Problem statement:
Print the data that follows exactly.

Items from a dataset:
____
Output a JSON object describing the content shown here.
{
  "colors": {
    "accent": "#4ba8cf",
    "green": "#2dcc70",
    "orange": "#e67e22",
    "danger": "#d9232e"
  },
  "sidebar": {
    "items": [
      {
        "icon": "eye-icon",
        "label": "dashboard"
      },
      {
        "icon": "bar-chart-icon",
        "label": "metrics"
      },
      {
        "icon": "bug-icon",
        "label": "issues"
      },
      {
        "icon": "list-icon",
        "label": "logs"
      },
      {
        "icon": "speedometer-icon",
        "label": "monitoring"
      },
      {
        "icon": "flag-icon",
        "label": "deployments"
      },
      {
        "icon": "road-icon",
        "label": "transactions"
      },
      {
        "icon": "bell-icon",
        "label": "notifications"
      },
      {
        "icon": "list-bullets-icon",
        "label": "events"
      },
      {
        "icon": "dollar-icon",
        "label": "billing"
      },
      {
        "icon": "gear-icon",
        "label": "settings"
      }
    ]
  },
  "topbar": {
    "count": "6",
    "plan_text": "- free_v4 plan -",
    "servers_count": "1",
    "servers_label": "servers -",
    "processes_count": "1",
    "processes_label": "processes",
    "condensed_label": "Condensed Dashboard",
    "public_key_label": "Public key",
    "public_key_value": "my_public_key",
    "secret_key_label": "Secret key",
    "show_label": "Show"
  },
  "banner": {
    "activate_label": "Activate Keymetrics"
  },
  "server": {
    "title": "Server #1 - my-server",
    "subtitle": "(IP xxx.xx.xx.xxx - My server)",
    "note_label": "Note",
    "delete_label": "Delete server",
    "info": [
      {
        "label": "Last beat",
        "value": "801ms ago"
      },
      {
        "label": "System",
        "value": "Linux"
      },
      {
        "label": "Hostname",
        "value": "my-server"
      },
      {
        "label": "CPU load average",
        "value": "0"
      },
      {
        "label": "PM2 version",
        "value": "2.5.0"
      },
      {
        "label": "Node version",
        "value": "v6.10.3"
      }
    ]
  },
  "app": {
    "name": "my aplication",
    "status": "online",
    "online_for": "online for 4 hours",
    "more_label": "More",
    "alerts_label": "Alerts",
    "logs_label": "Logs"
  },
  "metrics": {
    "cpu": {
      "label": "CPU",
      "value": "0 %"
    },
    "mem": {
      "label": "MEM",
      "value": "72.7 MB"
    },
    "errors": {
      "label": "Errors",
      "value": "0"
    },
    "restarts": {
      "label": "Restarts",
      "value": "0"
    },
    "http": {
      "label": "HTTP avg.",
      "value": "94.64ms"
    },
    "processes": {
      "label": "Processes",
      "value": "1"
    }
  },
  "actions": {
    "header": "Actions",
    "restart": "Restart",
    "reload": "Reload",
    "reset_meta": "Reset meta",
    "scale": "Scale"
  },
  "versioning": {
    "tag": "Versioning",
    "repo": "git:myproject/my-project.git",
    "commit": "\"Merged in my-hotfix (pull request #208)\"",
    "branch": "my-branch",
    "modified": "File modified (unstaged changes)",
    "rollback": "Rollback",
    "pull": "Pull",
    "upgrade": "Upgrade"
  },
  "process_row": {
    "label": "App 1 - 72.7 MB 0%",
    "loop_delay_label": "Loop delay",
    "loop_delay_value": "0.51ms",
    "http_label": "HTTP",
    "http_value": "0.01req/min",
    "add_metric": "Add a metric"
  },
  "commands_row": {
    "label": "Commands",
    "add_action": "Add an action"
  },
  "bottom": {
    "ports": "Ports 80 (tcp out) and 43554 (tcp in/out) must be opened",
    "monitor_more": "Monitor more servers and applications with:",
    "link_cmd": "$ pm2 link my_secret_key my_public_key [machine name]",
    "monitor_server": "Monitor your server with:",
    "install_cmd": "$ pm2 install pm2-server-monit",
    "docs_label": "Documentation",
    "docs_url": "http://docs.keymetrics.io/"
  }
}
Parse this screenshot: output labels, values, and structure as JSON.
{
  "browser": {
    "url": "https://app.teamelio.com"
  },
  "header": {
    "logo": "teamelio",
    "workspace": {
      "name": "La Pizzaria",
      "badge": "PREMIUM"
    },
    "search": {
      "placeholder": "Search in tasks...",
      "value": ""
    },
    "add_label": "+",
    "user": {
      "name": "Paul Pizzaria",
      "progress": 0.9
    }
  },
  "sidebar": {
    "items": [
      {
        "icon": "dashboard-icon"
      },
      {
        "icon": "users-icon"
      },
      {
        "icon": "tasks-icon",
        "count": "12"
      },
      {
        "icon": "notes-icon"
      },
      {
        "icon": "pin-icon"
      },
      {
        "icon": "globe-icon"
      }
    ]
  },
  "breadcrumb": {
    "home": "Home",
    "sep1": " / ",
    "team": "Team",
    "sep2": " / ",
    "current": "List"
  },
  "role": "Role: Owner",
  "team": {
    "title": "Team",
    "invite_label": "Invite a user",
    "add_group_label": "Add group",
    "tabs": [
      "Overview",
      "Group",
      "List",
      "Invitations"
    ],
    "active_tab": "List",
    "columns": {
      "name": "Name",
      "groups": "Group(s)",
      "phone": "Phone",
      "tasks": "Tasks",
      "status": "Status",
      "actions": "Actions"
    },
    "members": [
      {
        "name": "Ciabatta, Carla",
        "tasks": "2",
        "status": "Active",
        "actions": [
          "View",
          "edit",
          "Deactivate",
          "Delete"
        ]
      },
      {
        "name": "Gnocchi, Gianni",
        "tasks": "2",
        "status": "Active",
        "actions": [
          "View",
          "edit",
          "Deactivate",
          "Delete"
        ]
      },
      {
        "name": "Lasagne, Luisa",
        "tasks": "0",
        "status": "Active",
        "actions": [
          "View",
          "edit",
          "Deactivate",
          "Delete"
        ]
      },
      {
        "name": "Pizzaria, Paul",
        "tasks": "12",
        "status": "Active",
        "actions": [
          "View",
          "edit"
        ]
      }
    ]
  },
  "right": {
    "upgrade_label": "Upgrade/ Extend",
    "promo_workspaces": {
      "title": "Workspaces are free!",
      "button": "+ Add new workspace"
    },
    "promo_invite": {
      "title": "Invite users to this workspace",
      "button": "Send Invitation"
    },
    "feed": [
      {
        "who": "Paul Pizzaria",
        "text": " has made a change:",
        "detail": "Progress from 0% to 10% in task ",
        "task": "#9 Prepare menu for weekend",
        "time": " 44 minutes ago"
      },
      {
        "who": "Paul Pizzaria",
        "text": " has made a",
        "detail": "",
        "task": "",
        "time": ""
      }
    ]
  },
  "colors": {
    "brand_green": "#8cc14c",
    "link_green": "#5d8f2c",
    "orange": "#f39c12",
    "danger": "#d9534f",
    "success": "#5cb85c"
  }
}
____
Answer to the task:
Output a JSON object describing the content shown here.
{
  "colors": {
    "accent": "#4ba8cf",
    "green": "#2dcc70",
    "orange": "#e67e22",
    "danger": "#d9232e"
  },
  "sidebar": {
    "items": [
      {
        "icon": "eye-icon",
        "label": "dashboard"
      },
      {
        "icon": "bar-chart-icon",
        "label": "metrics"
      },
      {
        "icon": "bug-icon",
        "label": "issues"
      },
      {
        "icon": "list-icon",
        "label": "logs"
      },
      {
        "icon": "speedometer-icon",
        "label": "monitoring"
      },
      {
        "icon": "flag-icon",
        "label": "deployments"
      },
      {
        "icon": "road-icon",
        "label": "transactions"
      },
      {
        "icon": "bell-icon",
        "label": "notifications"
      },
      {
        "icon": "list-bullets-icon",
        "label": "events"
      },
      {
        "icon": "dollar-icon",
        "label": "billing"
      },
      {
        "icon": "gear-icon",
        "label": "settings"
      }
    ]
  },
  "topbar": {
    "count": "6",
    "plan_text": "- free_v4 plan -",
    "servers_count": "1",
    "servers_label": "servers -",
    "processes_count": "1",
    "processes_label": "processes",
    "condensed_label": "Condensed Dashboard",
    "public_key_label": "Public key",
    "public_key_value": "my_public_key",
    "secret_key_label": "Secret key",
    "show_label": "Show"
  },
  "banner": {
    "activate_label": "Activate Keymetrics"
  },
  "server": {
    "title": "Server #1 - my-server",
    "subtitle": "(IP xxx.xx.xx.xxx - My server)",
    "note_label": "Note",
    "delete_label": "Delete server",
    "info": [
      {
        "label": "Last beat",
        "value": "801ms ago"
      },
      {
        "label": "System",
        "value": "Linux"
      },
      {
        "label": "Hostname",
        "value": "my-server"
      },
      {
        "label": "CPU load average",
        "value": "0"
      },
      {
        "label": "PM2 version",
        "value": "2.5.0"
      },
      {
        "label": "Node version",
        "value": "v6.10.3"
      }
    ]
  },
  "app": {
    "name": "my aplication",
    "status": "online",
    "online_for": "online for 4 hours",
    "more_label": "More",
    "alerts_label": "Alerts",
    "logs_label": "Logs"
  },
  "metrics": {
    "cpu": {
      "label": "CPU",
      "value": "0 %"
    },
    "mem": {
      "label": "MEM",
      "value": "72.7 MB"
    },
    "errors": {
      "label": "Errors",
      "value": "0"
    },
    "restarts": {
      "label": "Restarts",
      "value": "0"
    },
    "http": {
      "label": "HTTP avg.",
      "value": "94.64ms"
    },
    "processes": {
      "label": "Processes",
      "value": "1"
    }
  },
  "actions": {
    "header": "Actions",
    "restart": "Restart",
    "reload": "Reload",
    "reset_meta": "Reset meta",
    "scale": "Scale"
  },
  "versioning": {
    "tag": "Versioning",
    "repo": "git:myproject/my-project.git",
    "commit": "\"Merged in my-hotfix (pull request #208)\"",
    "branch": "my-branch",
    "modified": "File modified (unstaged changes)",
    "rollback": "Rollback",
    "pull": "Pull",
    "upgrade": "Upgrade"
  },
  "process_row": {
    "label": "App 1 - 72.7 MB 0%",
    "loop_delay_label": "Loop delay",
    "loop_delay_value": "0.51ms",
    "http_label": "HTTP",
    "http_value": "0.01req/min",
    "add_metric": "Add a metric"
  },
  "commands_row": {
    "label": "Commands",
    "add_action": "Add an action"
  },
  "bottom": {
    "ports": "Ports 80 (tcp out) and 43554 (tcp in/out) must be opened",
    "monitor_more": "Monitor more servers and applications with:",
    "link_cmd": "$ pm2 link my_secret_key my_public_key [machine name]",
    "monitor_server": "Monitor your server with:",
    "install_cmd": "$ pm2 install pm2-server-monit",
    "docs_label": "Documentation",
    "docs_url": "http://docs.keymetrics.io/"
  }
}
Parse this screenshot: output labels, values, and structure as JSON.
{
  "browser": {
    "url": "https://app.teamelio.com"
  },
  "header": {
    "logo": "teamelio",
    "workspace": {
      "name": "La Pizzaria",
      "badge": "PREMIUM"
    },
    "search": {
      "placeholder": "Search in tasks...",
      "value": ""
    },
    "add_label": "+",
    "user": {
      "name": "Paul Pizzaria",
      "progress": 0.9
    }
  },
  "sidebar": {
    "items": [
      {
        "icon": "dashboard-icon"
      },
      {
        "icon": "users-icon"
      },
      {
        "icon": "tasks-icon",
        "count": "12"
      },
      {
        "icon": "notes-icon"
      },
      {
        "icon": "pin-icon"
      },
      {
        "icon": "globe-icon"
      }
    ]
  },
  "breadcrumb": {
    "home": "Home",
    "sep1": " / ",
    "team": "Team",
    "sep2": " / ",
    "current": "List"
  },
  "role": "Role: Owner",
  "team": {
    "title": "Team",
    "invite_label": "Invite a user",
    "add_group_label": "Add group",
    "tabs": [
      "Overview",
      "Group",
      "List",
      "Invitations"
    ],
    "active_tab": "List",
    "columns": {
      "name": "Name",
      "groups": "Group(s)",
      "phone": "Phone",
      "tasks": "Tasks",
      "status": "Status",
      "actions": "Actions"
    },
    "members": [
      {
        "name": "Ciabatta, Carla",
        "tasks": "2",
        "status": "Active",
        "actions": [
          "View",
          "edit",
          "Deactivate",
          "Delete"
        ]
      },
      {
        "name": "Gnocchi, Gianni",
        "tasks": "2",
        "status": "Active",
        "actions": [
          "View",
          "edit",
          "Deactivate",
          "Delete"
        ]
      },
      {
        "name": "Lasagne, Luisa",
        "tasks": "0",
        "status": "Active",
        "actions": [
          "View",
          "edit",
          "Deactivate",
          "Delete"
        ]
      },
      {
        "name": "Pizzaria, Paul",
        "tasks": "12",
        "status": "Active",
        "actions": [
          "View",
          "edit"
        ]
      }
    ]
  },
  "right": {
    "upgrade_label": "Upgrade/ Extend",
    "promo_workspaces": {
      "title": "Workspaces are free!",
      "button": "+ Add new workspace"
    },
    "promo_invite": {
      "title": "Invite users to this workspace",
      "button": "Send Invitation"
    },
    "feed": [
      {
        "who": "Paul Pizzaria",
        "text": " has made a change:",
        "detail": "Progress from 0% to 10% in task ",
        "task": "#9 Prepare menu for weekend",
        "time": " 44 minutes ago"
      },
      {
        "who": "Paul Pizzaria",
        "text": " has made a",
        "detail": "",
        "task": "",
        "time": ""
      }
    ]
  },
  "colors": {
    "brand_green": "#8cc14c",
    "link_green": "#5d8f2c",
    "orange": "#f39c12",
    "danger": "#d9534f",
    "success": "#5cb85c"
  }
}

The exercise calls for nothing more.